* **Aim of the task**:
Give every line of the data again, unchanged, but with no pictures.

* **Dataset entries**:
++++++++++
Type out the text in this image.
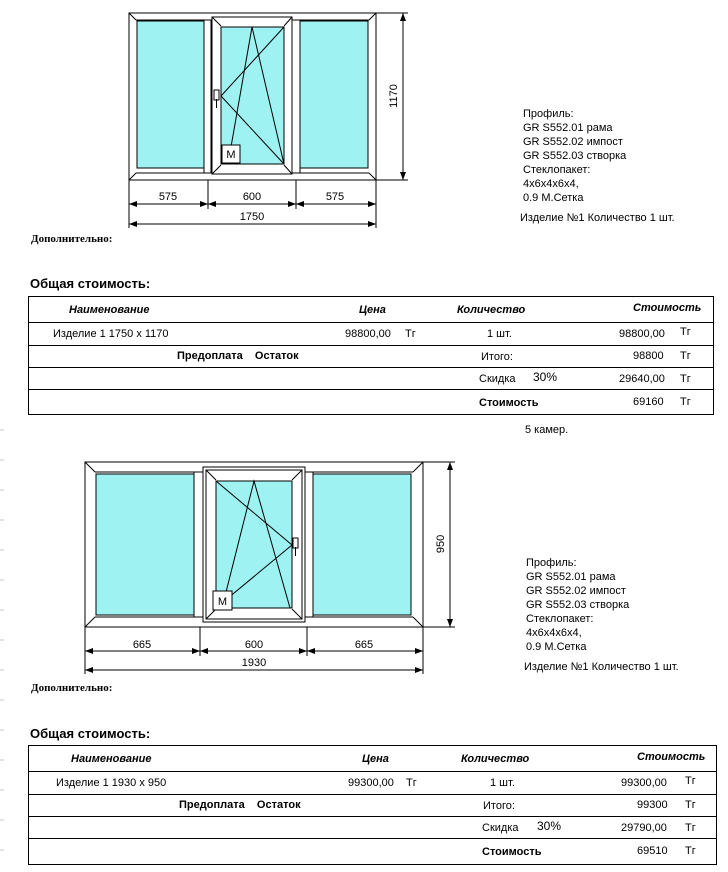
М
1170
575	600	575
1750
Профиль:
GR S552.01 рама
GR S552.02 импост
GR S552.03 створка
Стеклопакет:
4х6х4х6х4,
0.9 М.Сетка
Изделие №1 Количество 1 шт.
Дополнительно:
Общая стоимость:
Наименование	Цена	Количество	Стоимость
Изделие 1 1750 х 1170	98800,00 Тг	1 шт.	98800,00 Тг
Предоплата    Остаток	Итого:	98800 Тг
Скидка 30%	29640,00 Тг
Стоимость	69160 Тг
5 камер.
М
950
665	600	665
1930
Профиль:
GR S552.01 рама
GR S552.02 импост
GR S552.03 створка
Стеклопакет:
4х6х4х6х4,
0.9 М.Сетка
Изделие №1 Количество 1 шт.
Дополнительно:
Общая стоимость:
Наименование	Цена	Количество	Стоимость
Изделие 1 1930 х 950	99300,00 Тг	1 шт.	99300,00 Тг
Предоплата    Остаток	Итого:	99300 Тг
Скидка 30%	29790,00 Тг
Стоимость	69510 Тг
++++++++++
* **Response for this exercise**:
Type out the text in this image.
М
1170
575	600	575
1750
Профиль:
GR S552.01 рама
GR S552.02 импост
GR S552.03 створка
Стеклопакет:
4х6х4х6х4,
0.9 М.Сетка
Изделие №1 Количество 1 шт.
Дополнительно:
Общая стоимость:
Наименование	Цена	Количество	Стоимость
Изделие 1 1750 х 1170	98800,00 Тг	1 шт.	98800,00 Тг
Предоплата    Остаток	Итого:	98800 Тг
Скидка 30%	29640,00 Тг
Стоимость	69160 Тг
5 камер.
М
950
665	600	665
1930
Профиль:
GR S552.01 рама
GR S552.02 импост
GR S552.03 створка
Стеклопакет:
4х6х4х6х4,
0.9 М.Сетка
Изделие №1 Количество 1 шт.
Дополнительно:
Общая стоимость:
Наименование	Цена	Количество	Стоимость
Изделие 1 1930 х 950	99300,00 Тг	1 шт.	99300,00 Тг
Предоплата    Остаток	Итого:	99300 Тг
Скидка 30%	29790,00 Тг
Стоимость	69510 Тг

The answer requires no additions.